- **STATED TASK**: Write out the material exactly, without any of its pictures.

Stored data
START

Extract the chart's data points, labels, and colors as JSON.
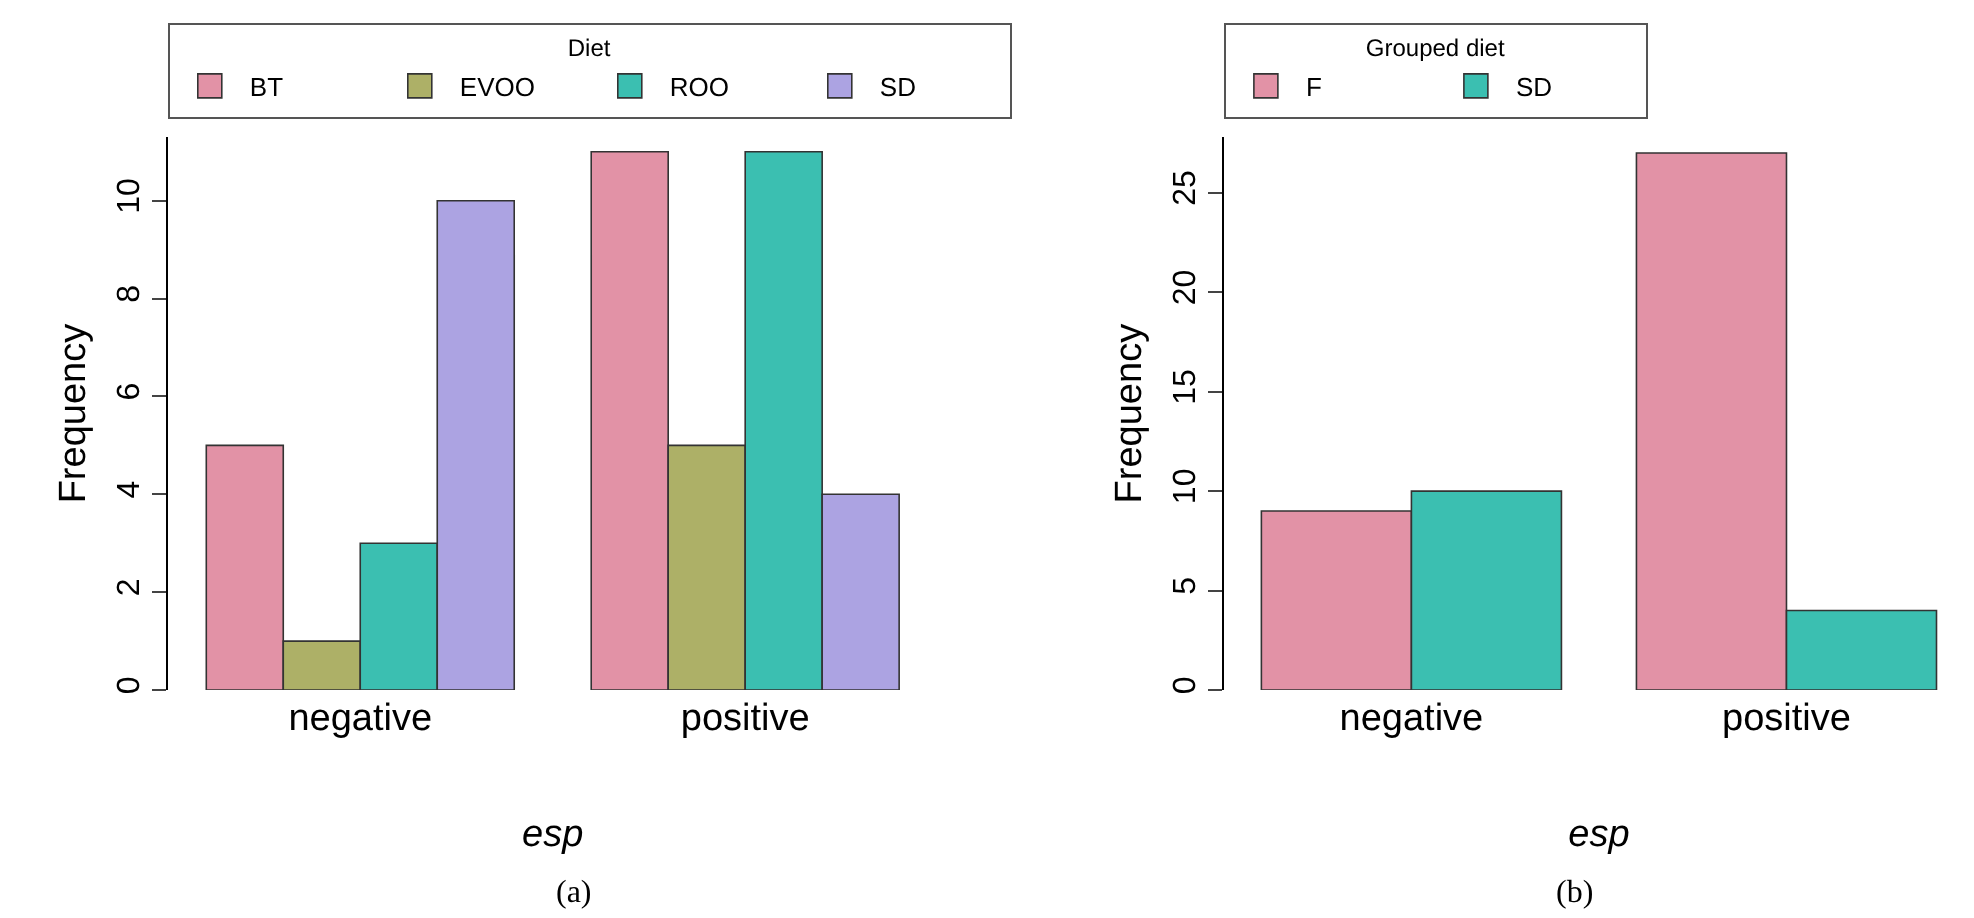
{
  "chart_data": [
    {
      "type": "bar",
      "categories": [
        "negative",
        "positive"
      ],
      "xlabel": "esp",
      "ylabel": "Frequency",
      "legend_title": "Diet",
      "legend": "top left",
      "ylim": [
        0,
        11.3
      ],
      "yticks": [
        0,
        2,
        4,
        6,
        8,
        10
      ],
      "annotations": [
        "(a)"
      ],
      "series": [
        {
          "name": "BT",
          "color": "#e292a6",
          "values": [
            5,
            11
          ]
        },
        {
          "name": "EVOO",
          "color": "#adb067",
          "values": [
            1,
            5
          ]
        },
        {
          "name": "ROO",
          "color": "#3bbfb1",
          "values": [
            3,
            11
          ]
        },
        {
          "name": "SD",
          "color": "#aca3e2",
          "values": [
            10,
            4
          ]
        }
      ]
    },
    {
      "type": "bar",
      "categories": [
        "negative",
        "positive"
      ],
      "xlabel": "esp",
      "ylabel": "Frequency",
      "legend_title": "Grouped diet",
      "legend": "top left",
      "ylim": [
        0,
        27.8
      ],
      "yticks": [
        0,
        5,
        10,
        15,
        20,
        25
      ],
      "annotations": [
        "(b)"
      ],
      "series": [
        {
          "name": "F",
          "color": "#e292a6",
          "values": [
            9,
            27
          ]
        },
        {
          "name": "SD",
          "color": "#3bbfb1",
          "values": [
            10,
            4
          ]
        }
      ]
    }
  ]
}
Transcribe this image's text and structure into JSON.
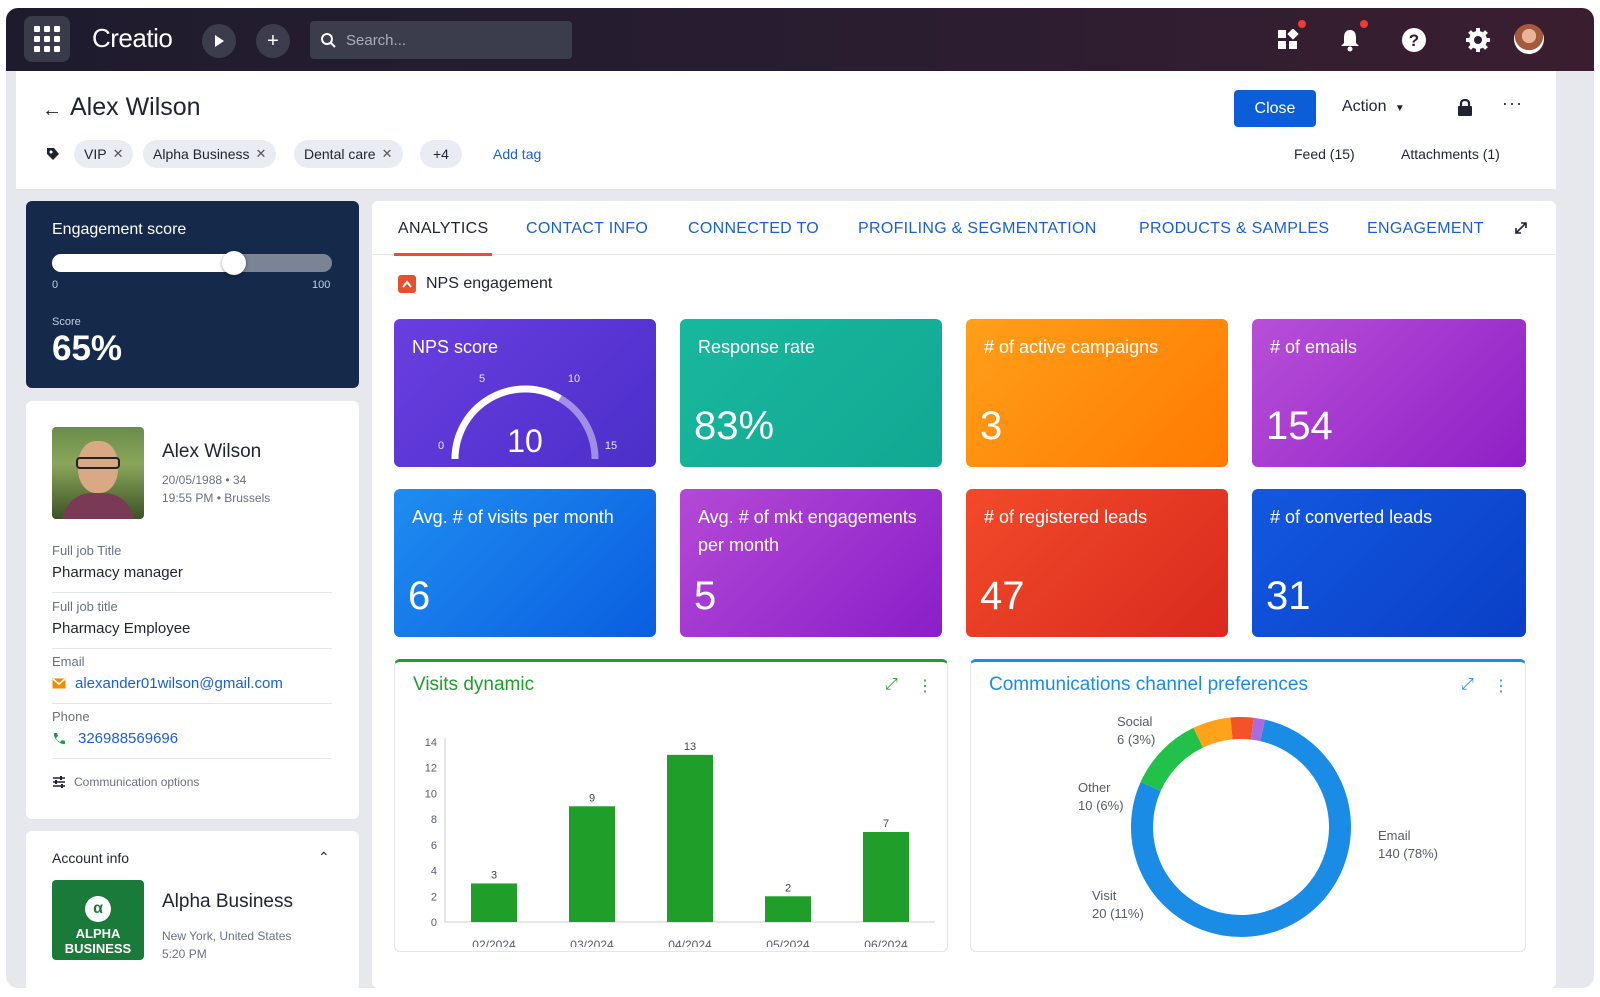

END

- **RESULT OF THE TASK**:
Extract the chart's data points, labels, and colors as JSON.
{
  "chart_data": [
    {
      "type": "bar",
      "categories": [
        "negative",
        "positive"
      ],
      "xlabel": "esp",
      "ylabel": "Frequency",
      "legend_title": "Diet",
      "legend": "top left",
      "ylim": [
        0,
        11.3
      ],
      "yticks": [
        0,
        2,
        4,
        6,
        8,
        10
      ],
      "annotations": [
        "(a)"
      ],
      "series": [
        {
          "name": "BT",
          "color": "#e292a6",
          "values": [
            5,
            11
          ]
        },
        {
          "name": "EVOO",
          "color": "#adb067",
          "values": [
            1,
            5
          ]
        },
        {
          "name": "ROO",
          "color": "#3bbfb1",
          "values": [
            3,
            11
          ]
        },
        {
          "name": "SD",
          "color": "#aca3e2",
          "values": [
            10,
            4
          ]
        }
      ]
    },
    {
      "type": "bar",
      "categories": [
        "negative",
        "positive"
      ],
      "xlabel": "esp",
      "ylabel": "Frequency",
      "legend_title": "Grouped diet",
      "legend": "top left",
      "ylim": [
        0,
        27.8
      ],
      "yticks": [
        0,
        5,
        10,
        15,
        20,
        25
      ],
      "annotations": [
        "(b)"
      ],
      "series": [
        {
          "name": "F",
          "color": "#e292a6",
          "values": [
            9,
            27
          ]
        },
        {
          "name": "SD",
          "color": "#3bbfb1",
          "values": [
            10,
            4
          ]
        }
      ]
    }
  ]
}
Transcribe this image's text and structure into JSON.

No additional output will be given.